Report every line below that holds the word "text".

## Start Supplied records

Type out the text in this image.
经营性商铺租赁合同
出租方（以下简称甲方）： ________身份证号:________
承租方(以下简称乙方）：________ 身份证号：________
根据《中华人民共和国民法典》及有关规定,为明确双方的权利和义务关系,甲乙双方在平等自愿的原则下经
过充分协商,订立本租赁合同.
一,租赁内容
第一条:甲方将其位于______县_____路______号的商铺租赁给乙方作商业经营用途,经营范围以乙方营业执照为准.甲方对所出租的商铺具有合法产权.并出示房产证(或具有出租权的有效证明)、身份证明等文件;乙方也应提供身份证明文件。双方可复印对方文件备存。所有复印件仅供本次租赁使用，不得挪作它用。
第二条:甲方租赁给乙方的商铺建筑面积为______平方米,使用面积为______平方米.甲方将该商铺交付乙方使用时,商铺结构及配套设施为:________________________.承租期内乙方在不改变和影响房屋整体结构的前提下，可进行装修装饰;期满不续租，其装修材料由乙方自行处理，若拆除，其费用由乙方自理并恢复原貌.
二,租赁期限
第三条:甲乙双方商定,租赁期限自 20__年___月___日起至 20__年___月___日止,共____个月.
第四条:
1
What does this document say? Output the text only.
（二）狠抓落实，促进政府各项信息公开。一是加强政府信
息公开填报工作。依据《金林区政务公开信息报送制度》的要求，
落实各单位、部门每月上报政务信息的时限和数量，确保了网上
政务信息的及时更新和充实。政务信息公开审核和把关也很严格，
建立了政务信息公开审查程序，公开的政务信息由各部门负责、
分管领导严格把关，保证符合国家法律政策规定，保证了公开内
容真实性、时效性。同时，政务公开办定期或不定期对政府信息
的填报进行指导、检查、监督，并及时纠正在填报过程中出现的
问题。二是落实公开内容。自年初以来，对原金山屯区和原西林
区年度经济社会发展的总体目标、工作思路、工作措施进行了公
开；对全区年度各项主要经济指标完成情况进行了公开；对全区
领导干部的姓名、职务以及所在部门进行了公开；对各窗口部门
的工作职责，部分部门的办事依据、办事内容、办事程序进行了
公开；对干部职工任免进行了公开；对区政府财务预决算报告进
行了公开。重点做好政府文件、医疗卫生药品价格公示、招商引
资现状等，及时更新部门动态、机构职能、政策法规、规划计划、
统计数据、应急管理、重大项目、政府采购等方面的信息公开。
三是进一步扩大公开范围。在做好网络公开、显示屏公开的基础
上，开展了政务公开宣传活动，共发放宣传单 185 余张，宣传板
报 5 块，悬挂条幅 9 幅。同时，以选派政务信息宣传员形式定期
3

## End Supplied records

## Answer to this task
Type out the text in this image.
What does this document say? Output the text only.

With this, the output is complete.